Extracted information:
....................

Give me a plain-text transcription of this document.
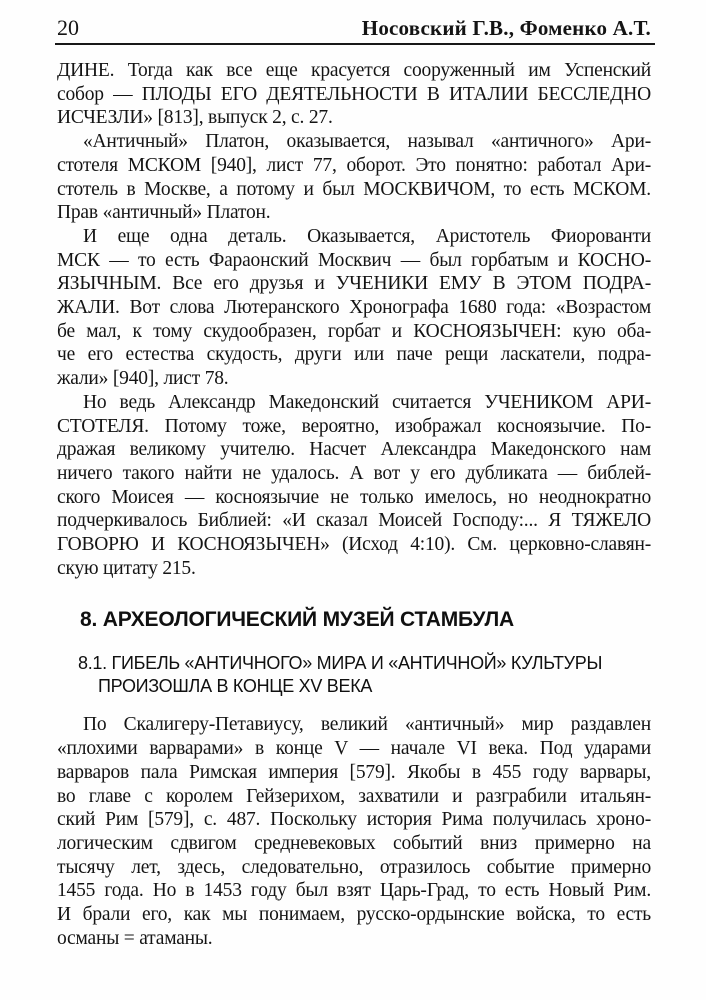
20	Носовский Г.В., Фоменко А.Т.
ДИНЕ. Тогда как все еще красуется сооруженный им Успенский
собор — ПЛОДЫ ЕГО ДЕЯТЕЛЬНОСТИ В ИТАЛИИ БЕССЛЕДНО
ИСЧЕЗЛИ» [813], выпуск 2, с. 27.
«Античный» Платон, оказывается, называл «античного» Ари-
стотеля МСКОМ [940], лист 77, оборот. Это понятно: работал Ари-
стотель в Москве, а потому и был МОСКВИЧОМ, то есть МСКОМ.
Прав «античный» Платон.
И еще одна деталь. Оказывается, Аристотель Фиорованти
МСК — то есть Фараонский Москвич — был горбатым и КОСНО-
ЯЗЫЧНЫМ. Все его друзья и УЧЕНИКИ ЕМУ В ЭТОМ ПОДРА-
ЖАЛИ. Вот слова Лютеранского Хронографа 1680 года: «Возрастом
бе мал, к тому скудообразен, горбат и КОСНОЯЗЫЧЕН: кую оба-
че его естества скудость, други или паче рещи ласкатели, подра-
жали» [940], лист 78.
Но ведь Александр Македонский считается УЧЕНИКОМ АРИ-
СТОТЕЛЯ. Потому тоже, вероятно, изображал косноязычие. По-
дражая великому учителю. Насчет Александра Македонского нам
ничего такого найти не удалось. А вот у его дубликата — библей-
ского Моисея — косноязычие не только имелось, но неоднократно
подчеркивалось Библией: «И сказал Моисей Господу:... Я ТЯЖЕЛО
ГОВОРЮ И КОСНОЯЗЫЧЕН» (Исход 4:10). См. церковно-славян-
скую цитату 215.
8. АРХЕОЛОГИЧЕСКИЙ МУЗЕЙ СТАМБУЛА
8.1. ГИБЕЛЬ «АНТИЧНОГО» МИРА И «АНТИЧНОЙ» КУЛЬТУРЫ
ПРОИЗОШЛА В КОНЦЕ XV ВЕКА
По Скалигеру-Петавиусу, великий «античный» мир раздавлен
«плохими варварами» в конце V — начале VI века. Под ударами
варваров пала Римская империя [579]. Якобы в 455 году варвары,
во главе с королем Гейзерихом, захватили и разграбили итальян-
ский Рим [579], с. 487. Поскольку история Рима получилась хроно-
логическим сдвигом средневековых событий вниз примерно на
тысячу лет, здесь, следовательно, отразилось событие примерно
1455 года. Но в 1453 году был взят Царь-Град, то есть Новый Рим.
И брали его, как мы понимаем, русско-ордынские войска, то есть
османы = атаманы.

....................

Instructions for the task: Skip every picture and transcribe the data above exactly.

Solution to this problem:
Give me a plain-text transcription of this document.
20	Носовский Г.В., Фоменко А.Т.
ДИНЕ. Тогда как все еще красуется сооруженный им Успенский
собор — ПЛОДЫ ЕГО ДЕЯТЕЛЬНОСТИ В ИТАЛИИ БЕССЛЕДНО
ИСЧЕЗЛИ» [813], выпуск 2, с. 27.
«Античный» Платон, оказывается, называл «античного» Ари-
стотеля МСКОМ [940], лист 77, оборот. Это понятно: работал Ари-
стотель в Москве, а потому и был МОСКВИЧОМ, то есть МСКОМ.
Прав «античный» Платон.
И еще одна деталь. Оказывается, Аристотель Фиорованти
МСК — то есть Фараонский Москвич — был горбатым и КОСНО-
ЯЗЫЧНЫМ. Все его друзья и УЧЕНИКИ ЕМУ В ЭТОМ ПОДРА-
ЖАЛИ. Вот слова Лютеранского Хронографа 1680 года: «Возрастом
бе мал, к тому скудообразен, горбат и КОСНОЯЗЫЧЕН: кую оба-
че его естества скудость, други или паче рещи ласкатели, подра-
жали» [940], лист 78.
Но ведь Александр Македонский считается УЧЕНИКОМ АРИ-
СТОТЕЛЯ. Потому тоже, вероятно, изображал косноязычие. По-
дражая великому учителю. Насчет Александра Македонского нам
ничего такого найти не удалось. А вот у его дубликата — библей-
ского Моисея — косноязычие не только имелось, но неоднократно
подчеркивалось Библией: «И сказал Моисей Господу:... Я ТЯЖЕЛО
ГОВОРЮ И КОСНОЯЗЫЧЕН» (Исход 4:10). См. церковно-славян-
скую цитату 215.
8. АРХЕОЛОГИЧЕСКИЙ МУЗЕЙ СТАМБУЛА
8.1. ГИБЕЛЬ «АНТИЧНОГО» МИРА И «АНТИЧНОЙ» КУЛЬТУРЫ
ПРОИЗОШЛА В КОНЦЕ XV ВЕКА
По Скалигеру-Петавиусу, великий «античный» мир раздавлен
«плохими варварами» в конце V — начале VI века. Под ударами
варваров пала Римская империя [579]. Якобы в 455 году варвары,
во главе с королем Гейзерихом, захватили и разграбили итальян-
ский Рим [579], с. 487. Поскольку история Рима получилась хроно-
логическим сдвигом средневековых событий вниз примерно на
тысячу лет, здесь, следовательно, отразилось событие примерно
1455 года. Но в 1453 году был взят Царь-Град, то есть Новый Рим.
И брали его, как мы понимаем, русско-ордынские войска, то есть
османы = атаманы.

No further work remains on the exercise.